▶ [Task details]
Every line below that mentions the word "Levels" should be copied out.

▶ [Extracted entries]
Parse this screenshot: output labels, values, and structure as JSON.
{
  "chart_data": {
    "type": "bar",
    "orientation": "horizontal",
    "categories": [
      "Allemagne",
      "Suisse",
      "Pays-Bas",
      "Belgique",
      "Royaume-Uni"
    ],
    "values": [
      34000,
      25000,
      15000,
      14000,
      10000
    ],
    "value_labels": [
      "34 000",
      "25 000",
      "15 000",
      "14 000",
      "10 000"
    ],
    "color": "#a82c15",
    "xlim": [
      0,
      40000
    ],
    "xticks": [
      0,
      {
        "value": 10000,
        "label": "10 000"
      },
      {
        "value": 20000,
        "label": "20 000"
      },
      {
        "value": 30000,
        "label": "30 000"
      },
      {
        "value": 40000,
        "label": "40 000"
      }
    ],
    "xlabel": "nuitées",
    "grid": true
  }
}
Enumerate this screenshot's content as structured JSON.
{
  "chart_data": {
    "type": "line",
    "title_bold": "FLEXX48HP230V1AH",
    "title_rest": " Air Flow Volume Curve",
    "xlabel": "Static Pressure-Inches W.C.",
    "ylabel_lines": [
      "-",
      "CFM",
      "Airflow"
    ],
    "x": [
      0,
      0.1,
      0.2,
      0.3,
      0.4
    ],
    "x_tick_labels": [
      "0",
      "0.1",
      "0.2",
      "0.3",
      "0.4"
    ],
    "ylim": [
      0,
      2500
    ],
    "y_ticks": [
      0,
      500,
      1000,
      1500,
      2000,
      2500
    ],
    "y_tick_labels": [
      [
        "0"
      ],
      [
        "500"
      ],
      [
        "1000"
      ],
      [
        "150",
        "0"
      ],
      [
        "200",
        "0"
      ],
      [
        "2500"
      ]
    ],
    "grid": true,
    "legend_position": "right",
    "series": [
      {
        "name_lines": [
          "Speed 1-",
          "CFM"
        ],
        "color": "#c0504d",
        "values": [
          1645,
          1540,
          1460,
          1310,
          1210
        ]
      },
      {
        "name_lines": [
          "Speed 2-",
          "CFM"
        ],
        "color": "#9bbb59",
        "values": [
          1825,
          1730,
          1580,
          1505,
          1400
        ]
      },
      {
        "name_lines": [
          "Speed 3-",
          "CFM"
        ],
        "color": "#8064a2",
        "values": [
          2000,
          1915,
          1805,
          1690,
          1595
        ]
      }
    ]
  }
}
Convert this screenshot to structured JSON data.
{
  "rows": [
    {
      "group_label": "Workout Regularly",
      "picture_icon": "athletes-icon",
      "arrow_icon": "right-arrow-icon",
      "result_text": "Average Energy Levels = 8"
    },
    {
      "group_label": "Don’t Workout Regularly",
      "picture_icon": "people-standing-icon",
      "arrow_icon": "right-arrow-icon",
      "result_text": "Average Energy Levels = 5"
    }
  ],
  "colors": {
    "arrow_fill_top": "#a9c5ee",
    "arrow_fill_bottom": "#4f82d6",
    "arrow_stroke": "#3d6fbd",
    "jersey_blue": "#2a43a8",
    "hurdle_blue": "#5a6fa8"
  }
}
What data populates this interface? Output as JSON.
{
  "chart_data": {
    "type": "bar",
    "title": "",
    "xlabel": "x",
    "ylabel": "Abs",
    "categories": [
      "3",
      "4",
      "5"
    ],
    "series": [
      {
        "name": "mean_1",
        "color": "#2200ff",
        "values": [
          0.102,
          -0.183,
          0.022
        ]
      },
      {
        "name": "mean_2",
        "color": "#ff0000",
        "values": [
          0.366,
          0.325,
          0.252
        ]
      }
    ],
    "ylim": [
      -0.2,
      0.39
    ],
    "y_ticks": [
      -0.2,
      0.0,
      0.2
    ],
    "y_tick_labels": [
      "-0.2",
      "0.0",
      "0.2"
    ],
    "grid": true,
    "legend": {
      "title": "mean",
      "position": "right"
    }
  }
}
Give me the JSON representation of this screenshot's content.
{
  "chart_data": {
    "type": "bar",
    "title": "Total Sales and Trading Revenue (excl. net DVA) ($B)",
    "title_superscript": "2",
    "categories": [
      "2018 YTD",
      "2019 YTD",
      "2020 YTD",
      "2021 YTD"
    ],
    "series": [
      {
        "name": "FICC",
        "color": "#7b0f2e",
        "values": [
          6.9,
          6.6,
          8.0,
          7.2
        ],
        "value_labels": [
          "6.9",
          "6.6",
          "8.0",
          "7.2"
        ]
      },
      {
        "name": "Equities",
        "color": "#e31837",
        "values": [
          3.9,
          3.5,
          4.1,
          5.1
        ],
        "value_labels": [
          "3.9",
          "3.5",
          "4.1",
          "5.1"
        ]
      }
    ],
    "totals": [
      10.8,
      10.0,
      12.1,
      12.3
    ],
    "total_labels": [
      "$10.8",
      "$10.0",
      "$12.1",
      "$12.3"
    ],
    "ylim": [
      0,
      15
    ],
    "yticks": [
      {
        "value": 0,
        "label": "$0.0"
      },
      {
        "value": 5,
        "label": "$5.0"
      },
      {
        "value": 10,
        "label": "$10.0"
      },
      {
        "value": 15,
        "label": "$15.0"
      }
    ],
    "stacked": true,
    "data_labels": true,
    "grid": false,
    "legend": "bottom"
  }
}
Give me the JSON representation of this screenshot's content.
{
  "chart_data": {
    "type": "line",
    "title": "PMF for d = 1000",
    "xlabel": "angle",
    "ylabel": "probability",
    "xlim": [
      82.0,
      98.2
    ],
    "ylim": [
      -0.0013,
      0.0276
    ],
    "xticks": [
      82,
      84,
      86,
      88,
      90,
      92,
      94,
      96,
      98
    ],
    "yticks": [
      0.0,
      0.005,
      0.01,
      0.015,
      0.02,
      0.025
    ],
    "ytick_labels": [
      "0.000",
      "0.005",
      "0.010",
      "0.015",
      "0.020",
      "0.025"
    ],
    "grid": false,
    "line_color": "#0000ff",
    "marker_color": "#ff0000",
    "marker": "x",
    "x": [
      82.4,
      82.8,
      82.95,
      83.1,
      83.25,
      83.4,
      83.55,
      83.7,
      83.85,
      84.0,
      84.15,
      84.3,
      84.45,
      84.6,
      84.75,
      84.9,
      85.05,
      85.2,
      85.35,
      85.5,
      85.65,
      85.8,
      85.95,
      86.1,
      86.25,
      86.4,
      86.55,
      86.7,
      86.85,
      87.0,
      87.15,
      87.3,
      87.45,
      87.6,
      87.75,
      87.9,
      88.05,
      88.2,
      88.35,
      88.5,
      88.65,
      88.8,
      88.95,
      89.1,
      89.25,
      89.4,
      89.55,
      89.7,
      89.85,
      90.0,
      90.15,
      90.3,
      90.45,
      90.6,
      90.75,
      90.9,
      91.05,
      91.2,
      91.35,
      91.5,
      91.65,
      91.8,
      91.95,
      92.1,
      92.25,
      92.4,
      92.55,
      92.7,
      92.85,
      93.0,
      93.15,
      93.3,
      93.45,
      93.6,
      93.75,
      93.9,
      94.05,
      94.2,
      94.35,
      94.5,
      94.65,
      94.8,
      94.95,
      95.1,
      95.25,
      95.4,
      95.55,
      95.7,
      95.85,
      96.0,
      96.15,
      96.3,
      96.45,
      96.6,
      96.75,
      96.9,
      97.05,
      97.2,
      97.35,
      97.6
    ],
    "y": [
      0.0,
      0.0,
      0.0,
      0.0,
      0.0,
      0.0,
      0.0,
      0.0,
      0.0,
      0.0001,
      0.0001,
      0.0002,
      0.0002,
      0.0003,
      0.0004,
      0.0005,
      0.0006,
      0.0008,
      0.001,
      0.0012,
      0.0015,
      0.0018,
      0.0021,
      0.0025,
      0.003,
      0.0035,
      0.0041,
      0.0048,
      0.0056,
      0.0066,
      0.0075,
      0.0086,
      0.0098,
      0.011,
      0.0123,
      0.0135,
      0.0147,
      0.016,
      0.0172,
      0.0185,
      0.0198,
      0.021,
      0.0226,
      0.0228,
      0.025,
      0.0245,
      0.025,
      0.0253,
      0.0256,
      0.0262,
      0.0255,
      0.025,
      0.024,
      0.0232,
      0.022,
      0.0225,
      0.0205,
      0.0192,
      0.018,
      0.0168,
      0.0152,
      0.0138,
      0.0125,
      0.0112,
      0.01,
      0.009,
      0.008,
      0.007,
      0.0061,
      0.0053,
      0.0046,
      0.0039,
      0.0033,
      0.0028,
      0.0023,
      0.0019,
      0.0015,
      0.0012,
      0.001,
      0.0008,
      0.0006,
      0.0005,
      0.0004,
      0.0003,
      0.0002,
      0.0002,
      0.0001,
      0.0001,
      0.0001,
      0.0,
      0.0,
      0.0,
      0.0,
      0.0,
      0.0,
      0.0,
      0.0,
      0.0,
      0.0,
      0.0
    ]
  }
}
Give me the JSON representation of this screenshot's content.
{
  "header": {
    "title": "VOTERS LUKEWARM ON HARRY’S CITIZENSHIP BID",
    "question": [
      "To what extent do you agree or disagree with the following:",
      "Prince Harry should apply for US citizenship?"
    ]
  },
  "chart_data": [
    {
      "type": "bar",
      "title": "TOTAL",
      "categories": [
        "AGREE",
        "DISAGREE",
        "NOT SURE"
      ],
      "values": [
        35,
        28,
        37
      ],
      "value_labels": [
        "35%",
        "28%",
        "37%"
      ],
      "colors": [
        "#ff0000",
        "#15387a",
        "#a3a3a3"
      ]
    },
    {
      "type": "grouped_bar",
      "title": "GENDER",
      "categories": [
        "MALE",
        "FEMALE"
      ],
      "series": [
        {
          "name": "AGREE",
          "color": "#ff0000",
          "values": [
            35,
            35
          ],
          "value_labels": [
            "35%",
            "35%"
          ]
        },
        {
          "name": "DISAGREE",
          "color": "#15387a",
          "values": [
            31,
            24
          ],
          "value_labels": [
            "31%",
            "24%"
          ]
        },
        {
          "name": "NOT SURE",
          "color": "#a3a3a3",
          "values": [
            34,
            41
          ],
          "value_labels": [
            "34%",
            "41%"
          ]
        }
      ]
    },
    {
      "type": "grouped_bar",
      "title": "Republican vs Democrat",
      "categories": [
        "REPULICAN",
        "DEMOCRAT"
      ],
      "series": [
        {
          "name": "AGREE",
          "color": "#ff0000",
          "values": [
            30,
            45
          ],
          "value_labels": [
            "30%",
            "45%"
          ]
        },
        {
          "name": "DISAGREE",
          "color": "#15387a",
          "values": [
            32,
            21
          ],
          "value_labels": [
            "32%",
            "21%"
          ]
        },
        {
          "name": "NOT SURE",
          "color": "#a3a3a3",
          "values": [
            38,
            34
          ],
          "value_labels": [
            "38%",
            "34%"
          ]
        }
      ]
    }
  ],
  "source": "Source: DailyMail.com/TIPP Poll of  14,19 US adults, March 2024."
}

▶ [Response]
      "result_text": "Average Energy Levels = 8"
      "result_text": "Average Energy Levels = 5"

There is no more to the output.